• [Exercise directions]: Lines containing the string "Configuration" are to be counted; report only how many there are.

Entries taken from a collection
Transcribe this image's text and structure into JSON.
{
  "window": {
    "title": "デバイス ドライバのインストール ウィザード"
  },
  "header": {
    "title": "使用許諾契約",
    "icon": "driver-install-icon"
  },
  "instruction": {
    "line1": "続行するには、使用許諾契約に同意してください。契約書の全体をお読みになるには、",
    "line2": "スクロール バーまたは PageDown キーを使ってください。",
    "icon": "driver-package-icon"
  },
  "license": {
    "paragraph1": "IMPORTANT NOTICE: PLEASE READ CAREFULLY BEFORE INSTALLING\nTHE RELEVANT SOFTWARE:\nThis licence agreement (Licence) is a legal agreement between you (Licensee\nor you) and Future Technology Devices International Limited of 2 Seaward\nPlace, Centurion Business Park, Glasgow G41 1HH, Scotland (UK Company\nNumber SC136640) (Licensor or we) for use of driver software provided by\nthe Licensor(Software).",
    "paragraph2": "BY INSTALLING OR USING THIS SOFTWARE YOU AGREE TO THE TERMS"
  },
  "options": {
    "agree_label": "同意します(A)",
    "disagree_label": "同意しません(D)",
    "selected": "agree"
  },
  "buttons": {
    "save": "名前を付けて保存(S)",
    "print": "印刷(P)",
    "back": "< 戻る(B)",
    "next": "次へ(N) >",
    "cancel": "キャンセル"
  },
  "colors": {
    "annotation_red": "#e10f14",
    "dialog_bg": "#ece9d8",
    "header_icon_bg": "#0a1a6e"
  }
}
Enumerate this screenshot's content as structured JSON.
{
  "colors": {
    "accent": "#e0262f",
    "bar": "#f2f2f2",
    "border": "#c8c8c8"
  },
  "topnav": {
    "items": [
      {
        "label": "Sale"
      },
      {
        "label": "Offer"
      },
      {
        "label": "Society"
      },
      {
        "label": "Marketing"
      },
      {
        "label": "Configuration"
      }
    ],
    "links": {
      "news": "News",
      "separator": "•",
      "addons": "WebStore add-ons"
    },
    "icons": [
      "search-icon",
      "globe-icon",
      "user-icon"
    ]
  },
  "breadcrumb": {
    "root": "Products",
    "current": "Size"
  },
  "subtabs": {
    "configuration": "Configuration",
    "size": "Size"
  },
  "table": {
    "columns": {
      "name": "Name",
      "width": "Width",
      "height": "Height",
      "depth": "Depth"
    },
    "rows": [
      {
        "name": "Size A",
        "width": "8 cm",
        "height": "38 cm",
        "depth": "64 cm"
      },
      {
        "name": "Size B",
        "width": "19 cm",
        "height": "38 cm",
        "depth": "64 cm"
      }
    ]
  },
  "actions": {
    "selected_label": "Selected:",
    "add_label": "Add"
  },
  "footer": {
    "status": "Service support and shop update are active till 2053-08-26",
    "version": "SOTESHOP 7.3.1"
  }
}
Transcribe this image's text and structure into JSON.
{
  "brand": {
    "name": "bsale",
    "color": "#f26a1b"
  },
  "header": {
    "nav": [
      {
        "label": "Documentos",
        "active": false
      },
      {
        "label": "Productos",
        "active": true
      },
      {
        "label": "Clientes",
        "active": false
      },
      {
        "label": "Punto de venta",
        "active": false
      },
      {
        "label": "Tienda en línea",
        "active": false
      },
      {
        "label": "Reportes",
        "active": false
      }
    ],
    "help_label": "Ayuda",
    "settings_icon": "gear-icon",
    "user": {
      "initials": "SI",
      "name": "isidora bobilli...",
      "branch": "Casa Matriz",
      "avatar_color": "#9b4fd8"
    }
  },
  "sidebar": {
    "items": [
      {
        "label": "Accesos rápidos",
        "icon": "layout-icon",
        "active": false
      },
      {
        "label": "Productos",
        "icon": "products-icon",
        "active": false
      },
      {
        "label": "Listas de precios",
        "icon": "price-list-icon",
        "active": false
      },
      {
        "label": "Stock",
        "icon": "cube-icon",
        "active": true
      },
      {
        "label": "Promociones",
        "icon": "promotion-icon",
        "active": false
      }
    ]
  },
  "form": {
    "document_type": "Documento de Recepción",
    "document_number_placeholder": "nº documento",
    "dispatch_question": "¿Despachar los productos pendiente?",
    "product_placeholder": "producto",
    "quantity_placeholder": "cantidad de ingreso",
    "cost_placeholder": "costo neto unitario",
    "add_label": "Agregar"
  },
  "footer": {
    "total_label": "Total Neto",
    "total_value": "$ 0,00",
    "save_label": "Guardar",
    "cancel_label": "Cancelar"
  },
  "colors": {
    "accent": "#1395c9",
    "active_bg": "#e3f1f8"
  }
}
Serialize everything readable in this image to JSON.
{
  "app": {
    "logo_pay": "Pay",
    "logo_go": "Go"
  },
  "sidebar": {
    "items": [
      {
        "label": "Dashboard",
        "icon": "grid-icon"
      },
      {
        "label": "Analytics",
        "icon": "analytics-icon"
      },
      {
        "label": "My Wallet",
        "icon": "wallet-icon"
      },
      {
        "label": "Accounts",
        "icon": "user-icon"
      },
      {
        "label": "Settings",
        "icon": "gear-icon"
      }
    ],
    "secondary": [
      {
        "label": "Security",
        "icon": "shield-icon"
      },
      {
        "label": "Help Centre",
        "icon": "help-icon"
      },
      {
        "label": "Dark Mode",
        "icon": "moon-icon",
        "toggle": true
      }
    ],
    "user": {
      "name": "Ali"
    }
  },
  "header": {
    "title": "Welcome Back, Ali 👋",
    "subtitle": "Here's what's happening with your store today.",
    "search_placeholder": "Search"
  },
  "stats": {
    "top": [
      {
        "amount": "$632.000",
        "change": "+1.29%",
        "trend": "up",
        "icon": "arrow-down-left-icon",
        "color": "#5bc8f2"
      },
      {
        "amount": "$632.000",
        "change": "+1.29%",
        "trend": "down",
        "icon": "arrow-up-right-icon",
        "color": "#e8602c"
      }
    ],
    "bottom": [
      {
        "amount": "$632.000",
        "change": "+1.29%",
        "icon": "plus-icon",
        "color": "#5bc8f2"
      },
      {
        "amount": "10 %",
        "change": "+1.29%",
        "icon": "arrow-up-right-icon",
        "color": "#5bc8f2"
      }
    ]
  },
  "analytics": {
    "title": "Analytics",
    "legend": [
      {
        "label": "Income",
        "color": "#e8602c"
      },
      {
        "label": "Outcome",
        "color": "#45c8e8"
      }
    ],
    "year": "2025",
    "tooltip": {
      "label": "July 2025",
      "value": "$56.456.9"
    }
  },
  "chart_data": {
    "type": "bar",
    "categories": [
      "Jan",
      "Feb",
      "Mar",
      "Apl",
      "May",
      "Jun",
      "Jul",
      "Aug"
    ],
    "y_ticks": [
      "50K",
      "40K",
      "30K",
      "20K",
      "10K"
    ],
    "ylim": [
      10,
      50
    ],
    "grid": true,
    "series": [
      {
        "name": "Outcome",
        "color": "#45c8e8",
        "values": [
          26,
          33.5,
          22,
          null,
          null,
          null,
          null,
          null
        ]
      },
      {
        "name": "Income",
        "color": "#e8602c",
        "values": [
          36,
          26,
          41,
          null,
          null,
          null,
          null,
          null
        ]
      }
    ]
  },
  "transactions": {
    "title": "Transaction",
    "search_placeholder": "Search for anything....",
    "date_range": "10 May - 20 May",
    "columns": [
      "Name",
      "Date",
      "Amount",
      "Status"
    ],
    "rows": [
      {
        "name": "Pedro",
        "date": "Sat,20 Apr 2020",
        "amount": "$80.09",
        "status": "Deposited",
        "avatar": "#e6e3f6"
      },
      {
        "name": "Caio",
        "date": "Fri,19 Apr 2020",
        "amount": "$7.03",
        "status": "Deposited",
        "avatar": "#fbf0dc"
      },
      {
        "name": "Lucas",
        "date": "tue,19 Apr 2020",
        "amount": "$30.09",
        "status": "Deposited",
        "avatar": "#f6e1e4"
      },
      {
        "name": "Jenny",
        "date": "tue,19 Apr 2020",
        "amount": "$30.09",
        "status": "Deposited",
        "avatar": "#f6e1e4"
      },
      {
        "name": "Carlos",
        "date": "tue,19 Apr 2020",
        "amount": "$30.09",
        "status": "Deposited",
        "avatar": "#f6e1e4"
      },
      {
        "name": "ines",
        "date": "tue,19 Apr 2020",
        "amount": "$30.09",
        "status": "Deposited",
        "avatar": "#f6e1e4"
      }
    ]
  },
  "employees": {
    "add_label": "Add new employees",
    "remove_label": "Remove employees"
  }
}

• [Output of the task]: 2